» Article
::::::

I sarcastically call this The New American Dream because it is truthfully materialism wrapped up in the idea of the American Dream. Now before I go on, there is good dreaming. Wishing to be something because you love what it is and not how much fame or fortune is tied to it. However, many young people do not start with a true love to pursue their big dreams but a materialistic desire. For some it wares off as they grow up, and for others it becomes worse as they look for happiness in everything they do not have.
Ecclesiastes 2:1-11 is a portrait of the king of Israel (most likely Solomon) who tried to gain as much enjoyment out of life as possible. He lives everyone’s dream by acquiring silver and gold, alcohol, servants, homes, achievements, vineyards and gardens, great possessions, all the entertainment he wanted, and much more. He writes how everything his eye wanted he would get. This may explain why Solomon had so many wives and concubines. In verse 9, the writer says that he had more than anyone ever recorded before him.
So the king literally had everything (including fame, power, education), and what did he find? Nothingness. He was left just as empty as before. In verse 10 the writer describes it as “vanity” or “chasing after the wind”. Essentially he realized he was in pursuit of nothing of value.

::::::

(Raw records)
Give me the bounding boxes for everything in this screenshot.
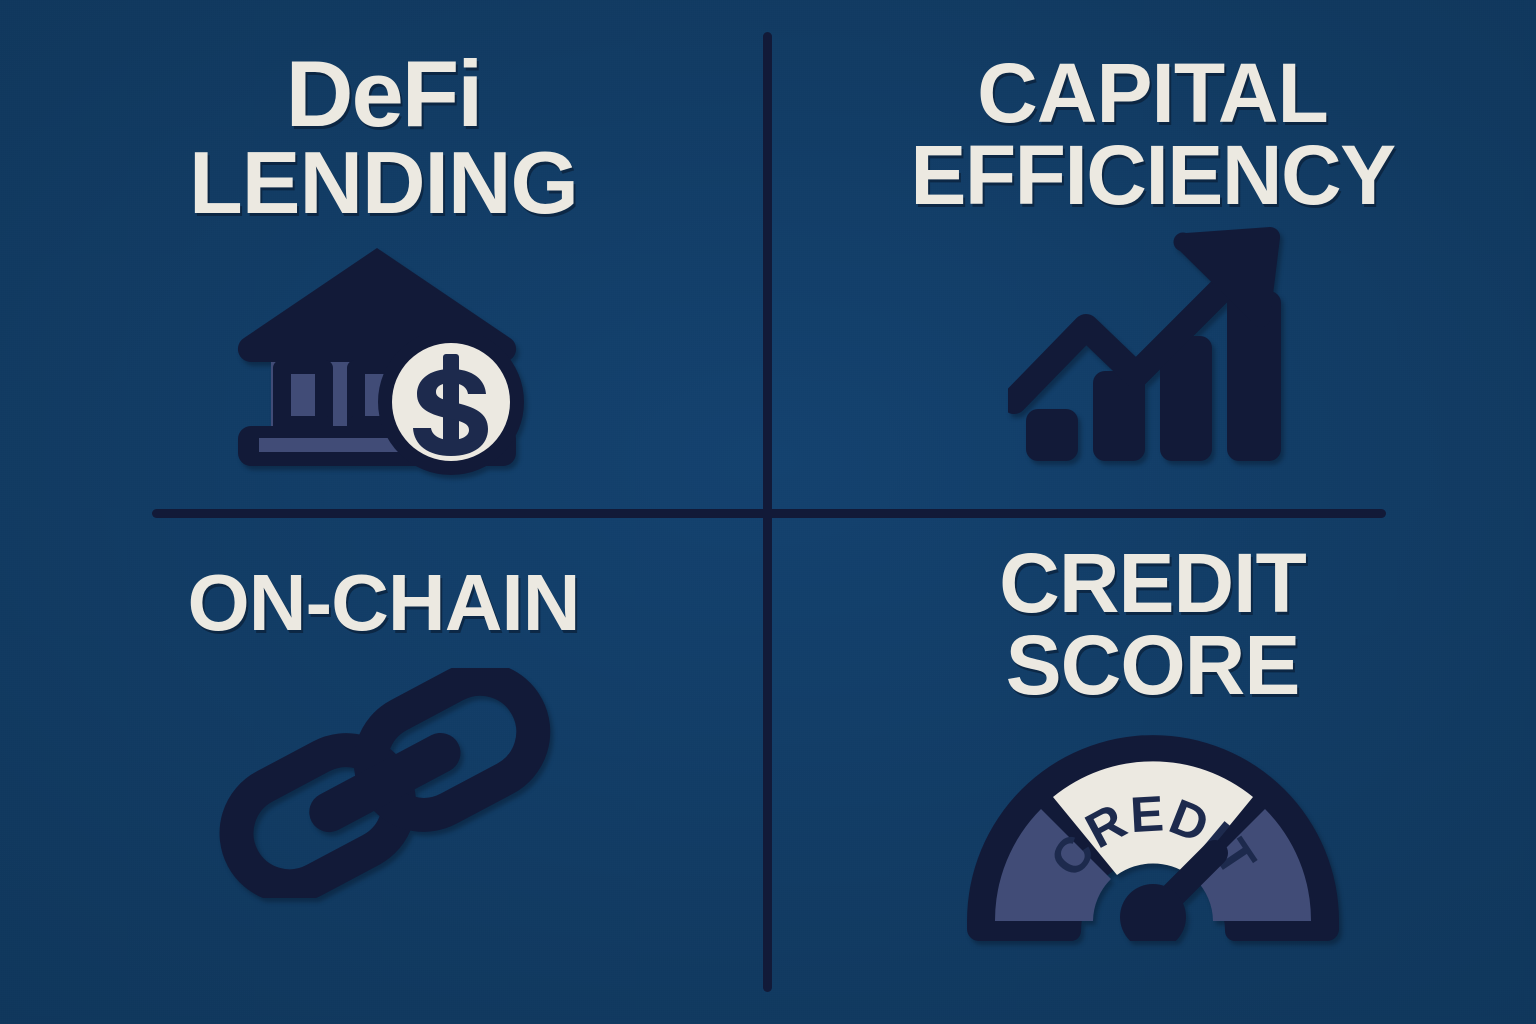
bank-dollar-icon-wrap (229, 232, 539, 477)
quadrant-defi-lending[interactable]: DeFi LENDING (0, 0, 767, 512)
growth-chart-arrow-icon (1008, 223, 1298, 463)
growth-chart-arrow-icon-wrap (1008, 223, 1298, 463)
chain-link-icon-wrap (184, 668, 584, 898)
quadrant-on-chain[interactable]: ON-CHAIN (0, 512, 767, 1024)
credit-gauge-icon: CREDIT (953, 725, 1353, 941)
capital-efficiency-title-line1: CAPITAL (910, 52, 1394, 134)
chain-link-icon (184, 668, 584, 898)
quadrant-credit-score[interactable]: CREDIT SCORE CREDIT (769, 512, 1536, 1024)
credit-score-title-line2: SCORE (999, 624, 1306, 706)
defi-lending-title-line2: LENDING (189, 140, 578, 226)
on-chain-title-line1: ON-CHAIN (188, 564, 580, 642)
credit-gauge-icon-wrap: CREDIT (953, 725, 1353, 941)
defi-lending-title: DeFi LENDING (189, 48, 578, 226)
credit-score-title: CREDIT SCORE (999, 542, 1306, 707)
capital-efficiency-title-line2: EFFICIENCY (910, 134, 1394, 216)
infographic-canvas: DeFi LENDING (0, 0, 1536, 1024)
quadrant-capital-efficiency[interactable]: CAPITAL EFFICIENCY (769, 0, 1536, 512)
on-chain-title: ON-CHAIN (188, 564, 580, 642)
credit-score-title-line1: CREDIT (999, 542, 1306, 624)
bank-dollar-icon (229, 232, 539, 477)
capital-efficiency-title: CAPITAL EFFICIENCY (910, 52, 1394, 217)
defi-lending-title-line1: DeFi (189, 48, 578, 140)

::::::

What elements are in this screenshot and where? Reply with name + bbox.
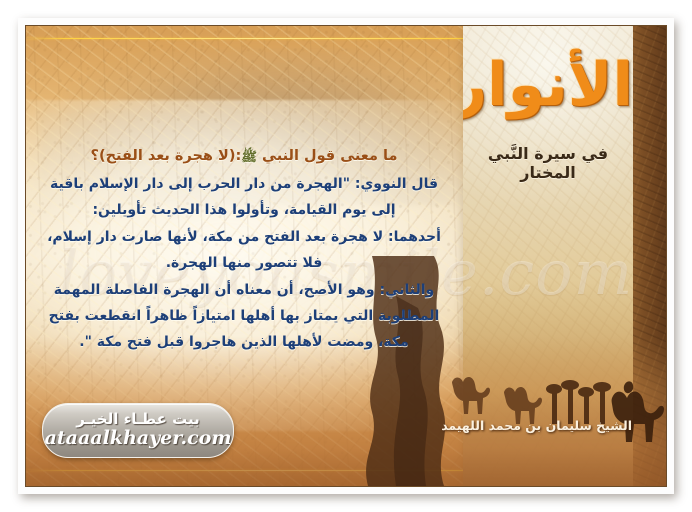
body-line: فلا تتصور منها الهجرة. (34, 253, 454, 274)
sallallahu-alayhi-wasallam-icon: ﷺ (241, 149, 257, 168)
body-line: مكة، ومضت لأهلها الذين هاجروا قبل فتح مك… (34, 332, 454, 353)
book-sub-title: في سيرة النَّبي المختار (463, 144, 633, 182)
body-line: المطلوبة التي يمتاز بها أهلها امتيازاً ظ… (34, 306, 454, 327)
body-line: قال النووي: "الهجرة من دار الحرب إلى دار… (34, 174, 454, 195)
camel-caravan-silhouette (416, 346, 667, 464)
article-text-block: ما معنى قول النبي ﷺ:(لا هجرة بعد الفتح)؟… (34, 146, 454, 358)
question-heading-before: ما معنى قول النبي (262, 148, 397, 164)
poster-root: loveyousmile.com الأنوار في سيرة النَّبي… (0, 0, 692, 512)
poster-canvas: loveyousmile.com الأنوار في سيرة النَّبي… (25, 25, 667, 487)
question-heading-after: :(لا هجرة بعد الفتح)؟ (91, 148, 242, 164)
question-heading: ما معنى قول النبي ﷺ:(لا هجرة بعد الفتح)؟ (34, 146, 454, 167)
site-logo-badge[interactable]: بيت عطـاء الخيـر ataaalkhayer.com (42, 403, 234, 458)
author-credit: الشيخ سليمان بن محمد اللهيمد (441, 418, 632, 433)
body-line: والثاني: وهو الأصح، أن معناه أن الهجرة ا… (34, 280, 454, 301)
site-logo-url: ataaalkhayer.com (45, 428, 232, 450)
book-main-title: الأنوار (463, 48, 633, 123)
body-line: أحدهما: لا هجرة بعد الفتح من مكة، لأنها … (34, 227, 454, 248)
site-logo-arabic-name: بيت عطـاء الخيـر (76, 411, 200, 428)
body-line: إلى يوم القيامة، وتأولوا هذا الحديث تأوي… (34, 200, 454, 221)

::::::

» Task 1
In the essay on the New American Dream, which verse of Ecclesiastes does the writer cite as saying the king had more than anyone recorded before him?
» Task 2
Copy from the listing, without changes, the part that opens with the line containing "bank-dollar-icon-wrap (229, 232, 539, 477)" and closes with the line containing "capital-efficiency-title-line2: EFFICIENCY (910, 134, 1394, 216)", including both of those lines.

» Final result 1
Verse 9.

» Final result 2
bank-dollar-icon-wrap (229, 232, 539, 477)
quadrant-defi-lending[interactable]: DeFi LENDING (0, 0, 767, 512)
growth-chart-arrow-icon (1008, 223, 1298, 463)
growth-chart-arrow-icon-wrap (1008, 223, 1298, 463)
chain-link-icon-wrap (184, 668, 584, 898)
quadrant-on-chain[interactable]: ON-CHAIN (0, 512, 767, 1024)
credit-gauge-icon: CREDIT (953, 725, 1353, 941)
capital-efficiency-title-line1: CAPITAL (910, 52, 1394, 134)
chain-link-icon (184, 668, 584, 898)
quadrant-credit-score[interactable]: CREDIT SCORE CREDIT (769, 512, 1536, 1024)
credit-score-title-line2: SCORE (999, 624, 1306, 706)
defi-lending-title-line2: LENDING (189, 140, 578, 226)
on-chain-title-line1: ON-CHAIN (188, 564, 580, 642)
credit-gauge-icon-wrap: CREDIT (953, 725, 1353, 941)
defi-lending-title: DeFi LENDING (189, 48, 578, 226)
credit-score-title: CREDIT SCORE (999, 542, 1306, 707)
capital-efficiency-title-line2: EFFICIENCY (910, 134, 1394, 216)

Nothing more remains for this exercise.